• [GIVEN REQUEST] From the listing below, pull out every line where the string "Dollars" appears.

───── LISTED ENTRIES

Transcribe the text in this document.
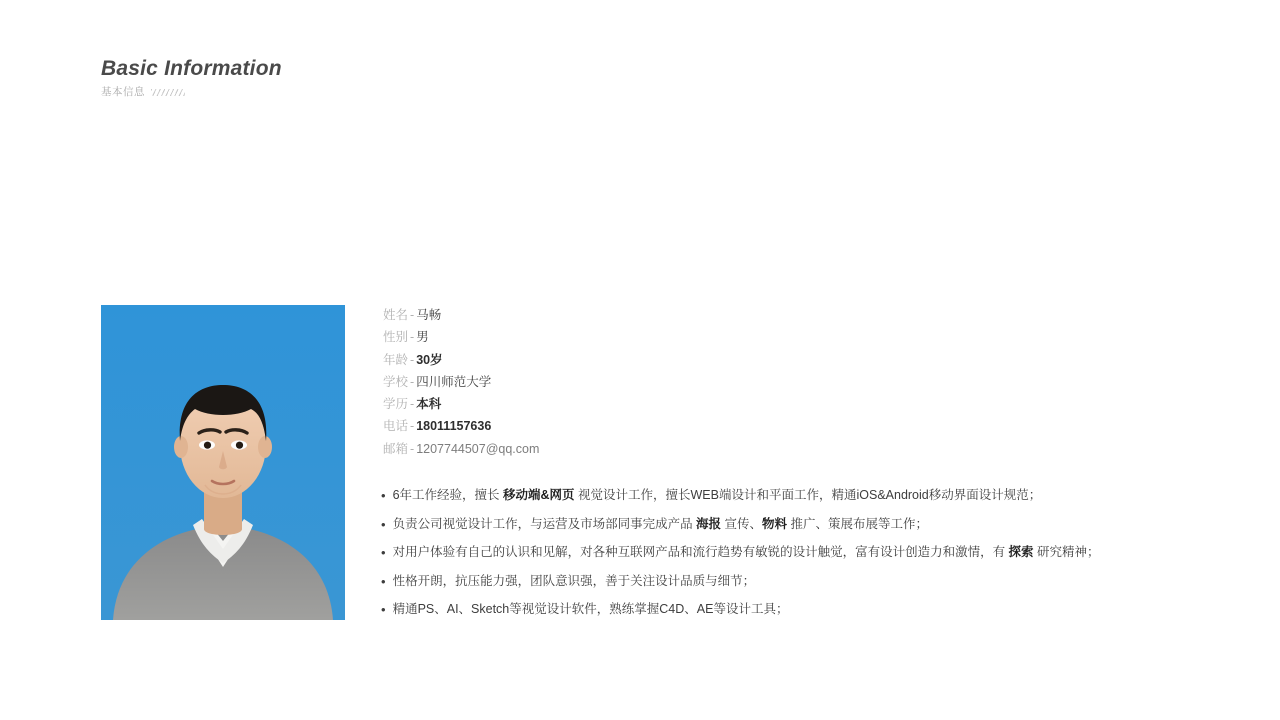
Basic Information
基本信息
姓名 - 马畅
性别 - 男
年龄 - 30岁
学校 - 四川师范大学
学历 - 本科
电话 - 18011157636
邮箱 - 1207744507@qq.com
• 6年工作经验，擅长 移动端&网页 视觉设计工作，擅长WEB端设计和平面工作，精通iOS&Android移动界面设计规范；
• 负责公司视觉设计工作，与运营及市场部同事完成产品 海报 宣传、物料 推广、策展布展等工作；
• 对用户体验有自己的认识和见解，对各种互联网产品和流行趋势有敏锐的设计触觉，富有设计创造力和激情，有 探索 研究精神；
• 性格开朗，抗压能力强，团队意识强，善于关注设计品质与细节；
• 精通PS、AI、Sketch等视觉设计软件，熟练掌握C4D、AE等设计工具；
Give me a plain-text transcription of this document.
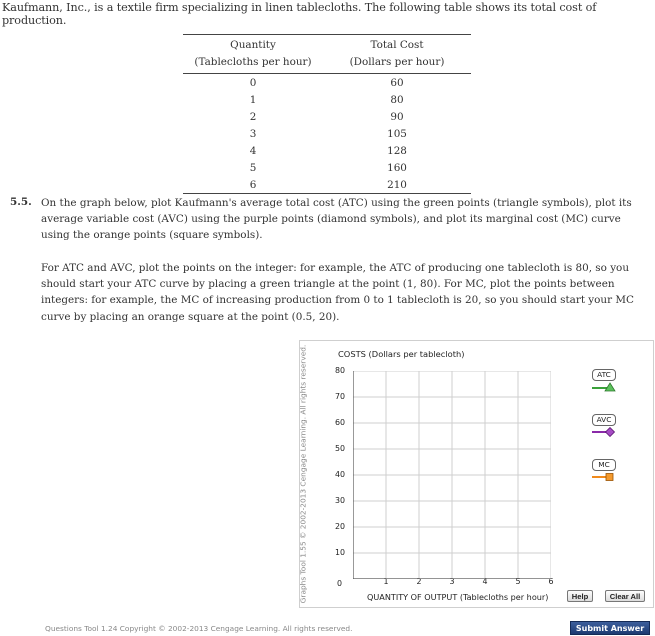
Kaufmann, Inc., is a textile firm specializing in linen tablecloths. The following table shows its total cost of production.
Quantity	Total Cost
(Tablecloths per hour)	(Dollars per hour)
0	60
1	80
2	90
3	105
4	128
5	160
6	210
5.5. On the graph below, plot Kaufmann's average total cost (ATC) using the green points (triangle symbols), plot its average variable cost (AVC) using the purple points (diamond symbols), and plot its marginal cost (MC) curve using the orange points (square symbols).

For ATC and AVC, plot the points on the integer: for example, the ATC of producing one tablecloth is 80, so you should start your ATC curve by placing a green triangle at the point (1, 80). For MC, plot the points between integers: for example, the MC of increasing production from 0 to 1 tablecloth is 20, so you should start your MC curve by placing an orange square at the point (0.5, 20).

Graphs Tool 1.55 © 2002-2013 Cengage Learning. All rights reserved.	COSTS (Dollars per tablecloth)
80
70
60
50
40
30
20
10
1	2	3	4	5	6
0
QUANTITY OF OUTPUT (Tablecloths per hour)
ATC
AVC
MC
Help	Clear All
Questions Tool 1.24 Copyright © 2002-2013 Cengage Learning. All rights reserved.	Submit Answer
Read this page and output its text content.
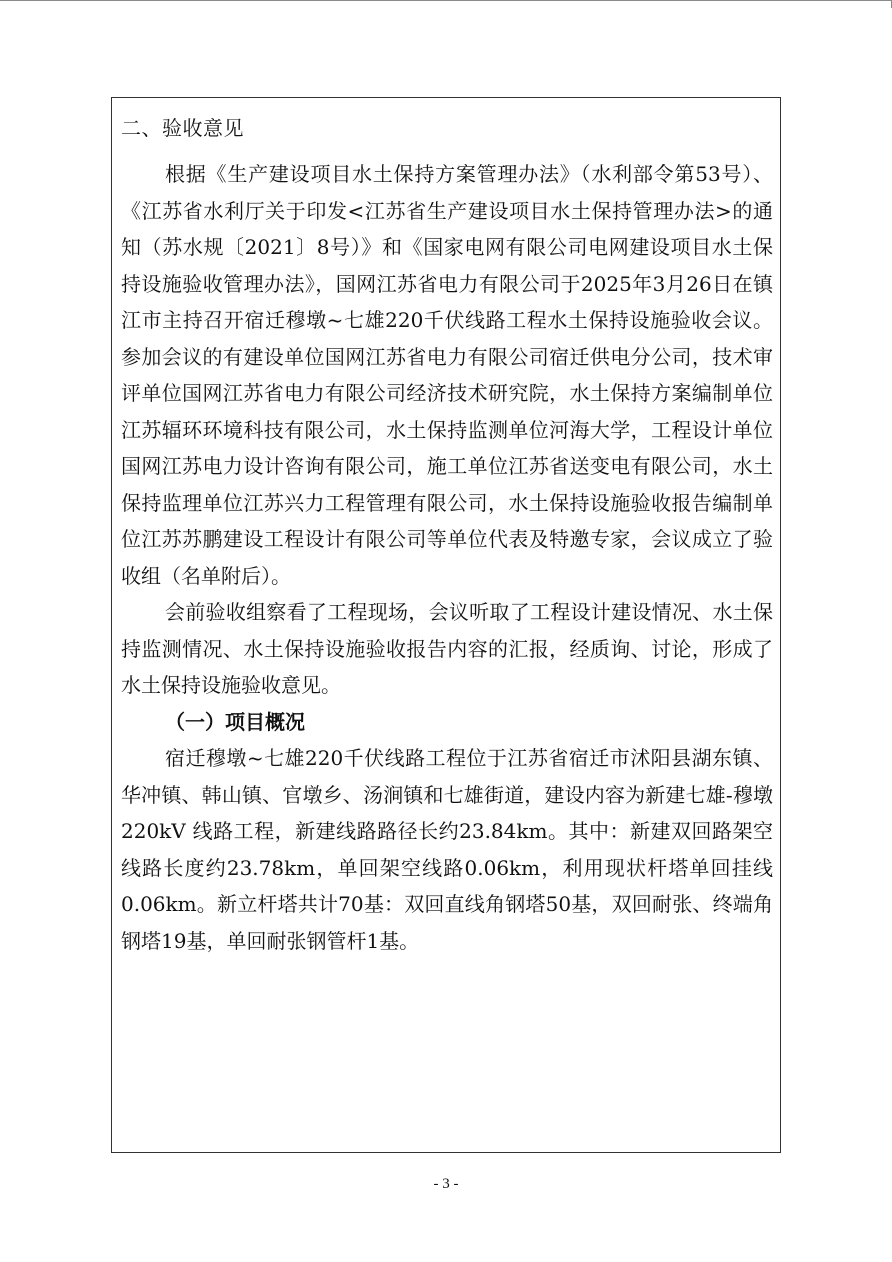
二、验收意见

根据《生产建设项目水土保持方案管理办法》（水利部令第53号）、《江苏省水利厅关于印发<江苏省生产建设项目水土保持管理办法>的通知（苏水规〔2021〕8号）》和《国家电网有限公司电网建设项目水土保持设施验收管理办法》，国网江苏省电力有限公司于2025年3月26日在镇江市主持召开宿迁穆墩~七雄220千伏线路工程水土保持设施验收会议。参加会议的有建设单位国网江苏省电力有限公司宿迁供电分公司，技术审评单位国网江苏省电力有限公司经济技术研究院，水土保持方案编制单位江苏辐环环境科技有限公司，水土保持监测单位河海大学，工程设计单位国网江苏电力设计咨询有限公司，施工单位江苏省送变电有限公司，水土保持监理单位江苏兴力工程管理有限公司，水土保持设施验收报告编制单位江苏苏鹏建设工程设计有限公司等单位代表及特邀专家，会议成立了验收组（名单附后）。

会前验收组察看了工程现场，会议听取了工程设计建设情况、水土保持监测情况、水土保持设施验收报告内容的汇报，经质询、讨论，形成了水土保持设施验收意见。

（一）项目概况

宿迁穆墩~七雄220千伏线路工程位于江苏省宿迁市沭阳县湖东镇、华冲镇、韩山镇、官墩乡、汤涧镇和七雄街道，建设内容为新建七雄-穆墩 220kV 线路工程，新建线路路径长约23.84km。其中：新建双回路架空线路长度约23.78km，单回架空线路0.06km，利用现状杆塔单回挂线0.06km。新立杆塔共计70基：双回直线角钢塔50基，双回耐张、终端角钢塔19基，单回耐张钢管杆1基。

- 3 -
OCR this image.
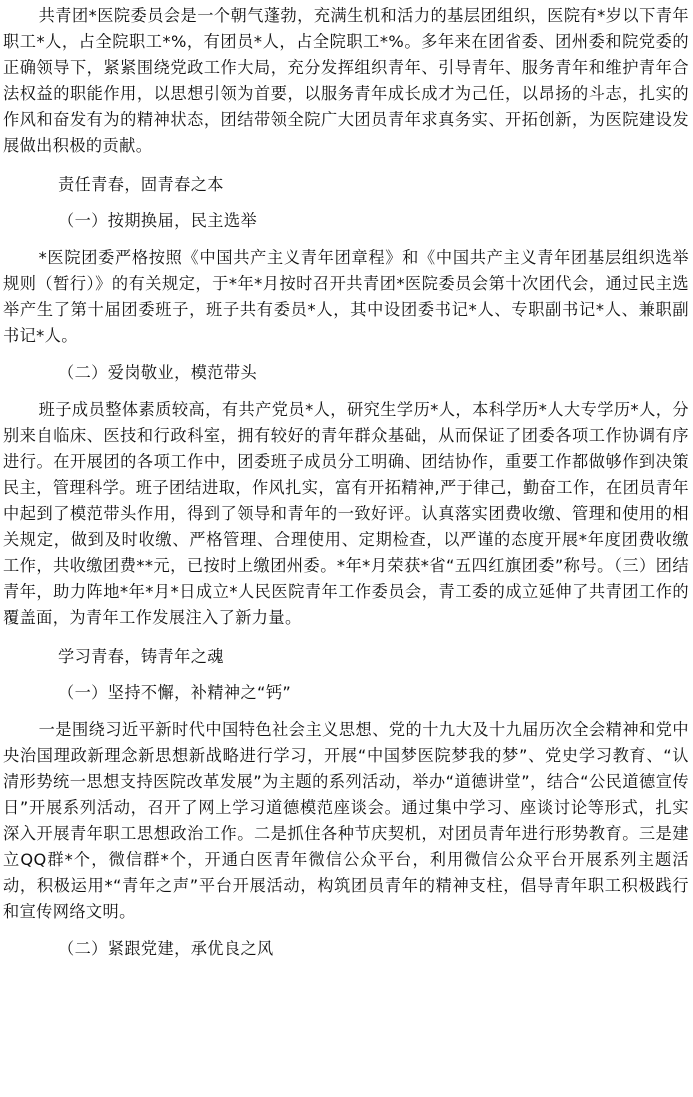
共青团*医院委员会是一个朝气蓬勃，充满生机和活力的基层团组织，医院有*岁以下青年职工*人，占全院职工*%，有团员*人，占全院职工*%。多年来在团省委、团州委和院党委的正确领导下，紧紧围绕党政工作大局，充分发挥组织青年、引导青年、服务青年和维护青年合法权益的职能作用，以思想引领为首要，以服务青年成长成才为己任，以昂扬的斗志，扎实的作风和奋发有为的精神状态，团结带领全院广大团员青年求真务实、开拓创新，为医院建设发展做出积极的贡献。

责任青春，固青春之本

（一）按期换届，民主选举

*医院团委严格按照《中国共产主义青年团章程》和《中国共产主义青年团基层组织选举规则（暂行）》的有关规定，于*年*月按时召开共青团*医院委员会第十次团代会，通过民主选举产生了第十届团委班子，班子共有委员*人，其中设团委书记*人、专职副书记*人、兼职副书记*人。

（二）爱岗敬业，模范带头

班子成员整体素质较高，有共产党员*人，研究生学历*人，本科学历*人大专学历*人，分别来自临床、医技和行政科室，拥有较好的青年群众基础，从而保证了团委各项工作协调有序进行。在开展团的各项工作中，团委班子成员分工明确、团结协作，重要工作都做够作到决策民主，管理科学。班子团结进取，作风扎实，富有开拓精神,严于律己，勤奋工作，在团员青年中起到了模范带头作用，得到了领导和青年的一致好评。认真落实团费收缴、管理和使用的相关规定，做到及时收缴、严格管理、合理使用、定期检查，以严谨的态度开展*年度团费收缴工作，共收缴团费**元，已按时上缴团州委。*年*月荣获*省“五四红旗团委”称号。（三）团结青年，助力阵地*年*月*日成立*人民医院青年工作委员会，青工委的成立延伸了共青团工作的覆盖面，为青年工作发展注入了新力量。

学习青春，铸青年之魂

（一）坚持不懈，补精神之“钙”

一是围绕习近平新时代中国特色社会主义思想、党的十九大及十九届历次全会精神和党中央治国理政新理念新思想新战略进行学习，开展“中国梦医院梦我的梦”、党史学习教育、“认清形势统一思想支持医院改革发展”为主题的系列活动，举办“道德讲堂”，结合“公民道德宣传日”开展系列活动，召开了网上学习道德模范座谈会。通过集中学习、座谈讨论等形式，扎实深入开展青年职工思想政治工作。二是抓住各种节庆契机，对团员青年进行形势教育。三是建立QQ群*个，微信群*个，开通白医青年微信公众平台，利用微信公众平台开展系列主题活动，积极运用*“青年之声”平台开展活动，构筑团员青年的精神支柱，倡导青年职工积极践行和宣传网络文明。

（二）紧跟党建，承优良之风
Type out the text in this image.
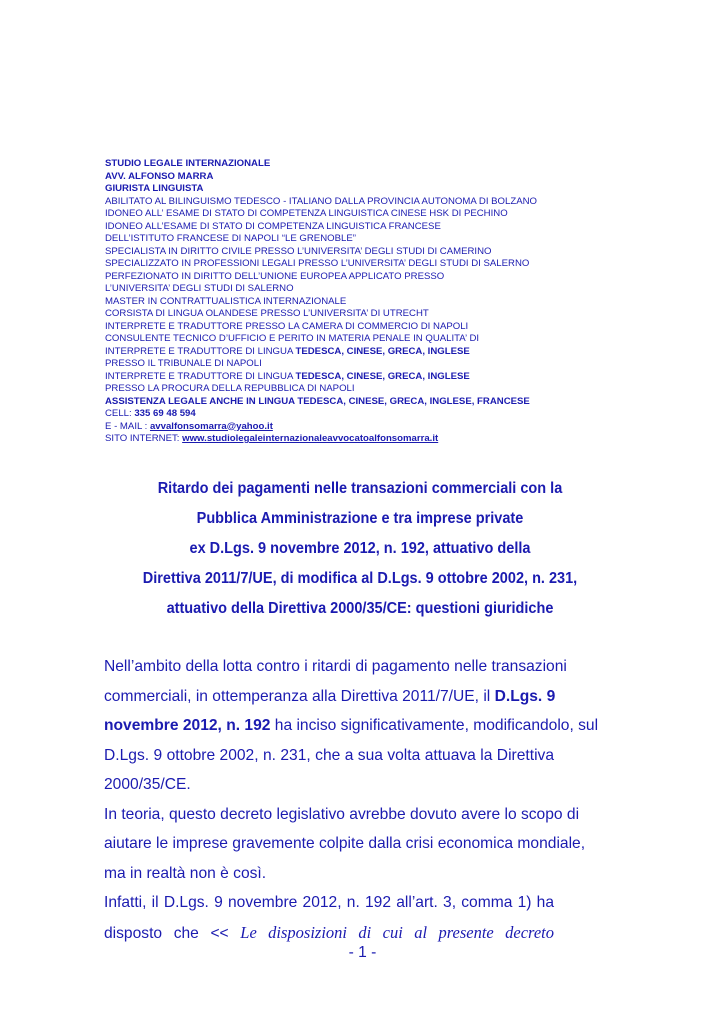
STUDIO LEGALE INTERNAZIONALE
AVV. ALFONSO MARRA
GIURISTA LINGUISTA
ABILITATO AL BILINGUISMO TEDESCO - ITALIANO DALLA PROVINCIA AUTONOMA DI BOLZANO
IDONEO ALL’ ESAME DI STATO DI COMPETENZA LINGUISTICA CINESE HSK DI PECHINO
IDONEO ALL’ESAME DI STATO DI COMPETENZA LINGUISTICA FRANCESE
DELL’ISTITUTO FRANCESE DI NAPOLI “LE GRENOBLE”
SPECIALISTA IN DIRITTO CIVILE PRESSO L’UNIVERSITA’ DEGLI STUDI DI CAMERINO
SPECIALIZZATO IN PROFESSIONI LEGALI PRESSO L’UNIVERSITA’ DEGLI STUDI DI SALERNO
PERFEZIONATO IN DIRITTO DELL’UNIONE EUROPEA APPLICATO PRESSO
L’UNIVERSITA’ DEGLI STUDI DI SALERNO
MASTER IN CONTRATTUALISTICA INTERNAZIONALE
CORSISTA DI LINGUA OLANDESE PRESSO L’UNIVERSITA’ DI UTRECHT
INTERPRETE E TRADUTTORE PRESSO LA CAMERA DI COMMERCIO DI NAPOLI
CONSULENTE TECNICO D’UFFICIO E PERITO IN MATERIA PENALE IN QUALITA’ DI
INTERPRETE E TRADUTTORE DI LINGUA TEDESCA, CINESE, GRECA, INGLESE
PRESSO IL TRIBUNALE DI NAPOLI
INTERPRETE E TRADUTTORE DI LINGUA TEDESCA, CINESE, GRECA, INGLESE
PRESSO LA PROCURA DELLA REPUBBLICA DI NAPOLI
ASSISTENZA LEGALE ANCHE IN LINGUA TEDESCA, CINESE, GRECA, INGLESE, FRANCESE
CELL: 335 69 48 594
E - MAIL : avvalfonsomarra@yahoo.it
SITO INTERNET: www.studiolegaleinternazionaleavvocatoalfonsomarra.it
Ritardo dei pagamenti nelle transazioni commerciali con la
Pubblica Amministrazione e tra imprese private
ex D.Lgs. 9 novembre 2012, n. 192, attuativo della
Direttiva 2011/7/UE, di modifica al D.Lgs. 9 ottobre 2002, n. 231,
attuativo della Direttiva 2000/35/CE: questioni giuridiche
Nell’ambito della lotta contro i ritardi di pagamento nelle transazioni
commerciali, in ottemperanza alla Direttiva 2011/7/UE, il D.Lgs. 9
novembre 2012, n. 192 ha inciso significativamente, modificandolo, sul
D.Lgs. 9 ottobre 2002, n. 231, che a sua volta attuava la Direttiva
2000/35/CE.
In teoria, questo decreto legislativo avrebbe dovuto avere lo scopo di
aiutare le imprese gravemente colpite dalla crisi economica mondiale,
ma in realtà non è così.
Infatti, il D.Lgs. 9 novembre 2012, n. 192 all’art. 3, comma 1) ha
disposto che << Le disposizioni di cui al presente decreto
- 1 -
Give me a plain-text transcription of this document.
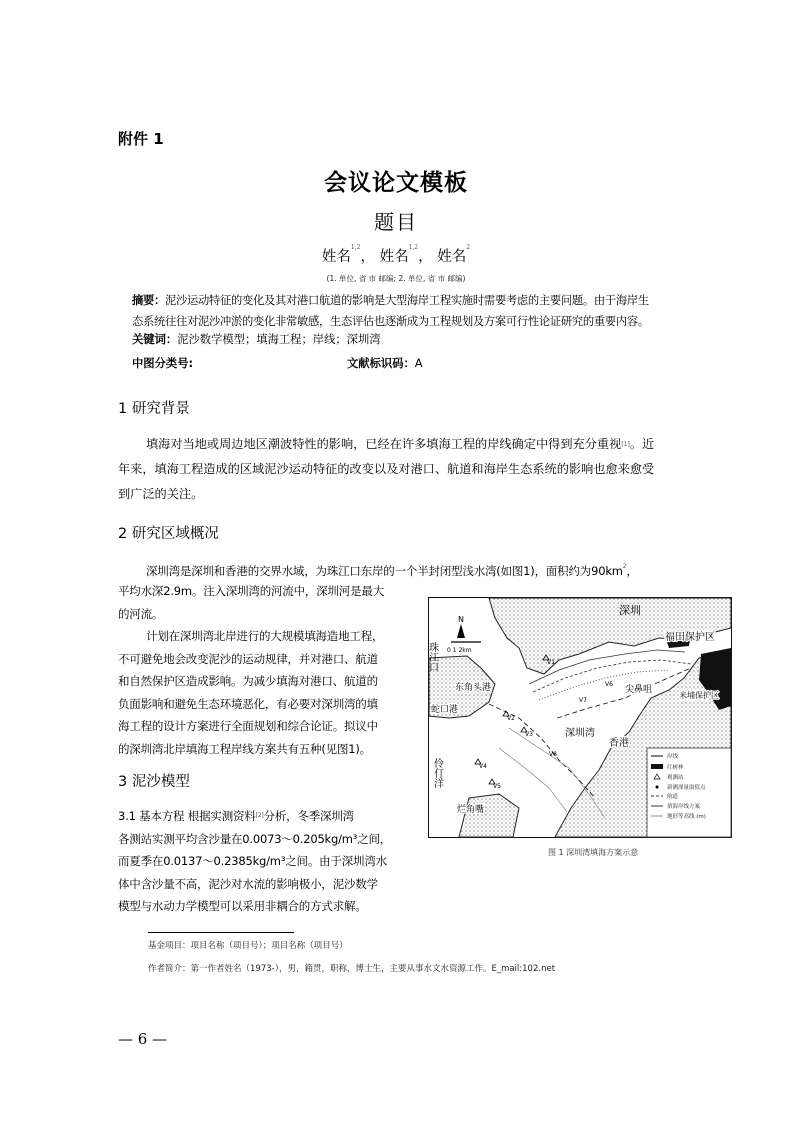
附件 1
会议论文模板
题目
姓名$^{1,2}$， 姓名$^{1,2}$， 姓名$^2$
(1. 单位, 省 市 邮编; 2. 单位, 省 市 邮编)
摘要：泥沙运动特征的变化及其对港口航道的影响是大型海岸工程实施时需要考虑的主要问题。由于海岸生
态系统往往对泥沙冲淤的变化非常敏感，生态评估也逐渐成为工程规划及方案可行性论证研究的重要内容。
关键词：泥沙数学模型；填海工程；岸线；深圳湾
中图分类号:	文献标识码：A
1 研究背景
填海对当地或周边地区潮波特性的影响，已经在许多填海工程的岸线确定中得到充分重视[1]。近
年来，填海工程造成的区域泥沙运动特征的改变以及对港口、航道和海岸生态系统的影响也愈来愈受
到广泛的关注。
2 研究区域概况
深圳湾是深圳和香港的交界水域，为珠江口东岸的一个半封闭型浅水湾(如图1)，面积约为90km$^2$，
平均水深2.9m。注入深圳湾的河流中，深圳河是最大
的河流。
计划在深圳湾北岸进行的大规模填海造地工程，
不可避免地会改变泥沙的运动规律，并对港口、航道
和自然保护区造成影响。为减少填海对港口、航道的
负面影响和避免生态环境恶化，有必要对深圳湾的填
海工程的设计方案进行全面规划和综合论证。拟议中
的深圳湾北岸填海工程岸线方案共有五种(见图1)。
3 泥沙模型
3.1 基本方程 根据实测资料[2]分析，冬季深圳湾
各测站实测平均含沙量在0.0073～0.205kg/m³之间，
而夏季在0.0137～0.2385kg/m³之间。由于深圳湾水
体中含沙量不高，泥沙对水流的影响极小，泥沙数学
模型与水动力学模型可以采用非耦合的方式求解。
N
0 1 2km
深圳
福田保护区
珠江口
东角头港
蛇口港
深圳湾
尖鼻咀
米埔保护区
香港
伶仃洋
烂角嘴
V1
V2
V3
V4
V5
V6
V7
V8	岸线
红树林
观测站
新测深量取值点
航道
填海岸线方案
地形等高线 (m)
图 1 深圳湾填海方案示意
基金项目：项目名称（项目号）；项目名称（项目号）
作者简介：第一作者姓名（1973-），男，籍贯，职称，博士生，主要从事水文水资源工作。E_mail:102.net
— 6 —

──────────

• [FULL RESPONSE]
(Tablecloths per hour)	(Dollars per hour)
Graphs Tool 1.55 © 2002-2013 Cengage Learning. All rights reserved.	COSTS (Dollars per tablecloth)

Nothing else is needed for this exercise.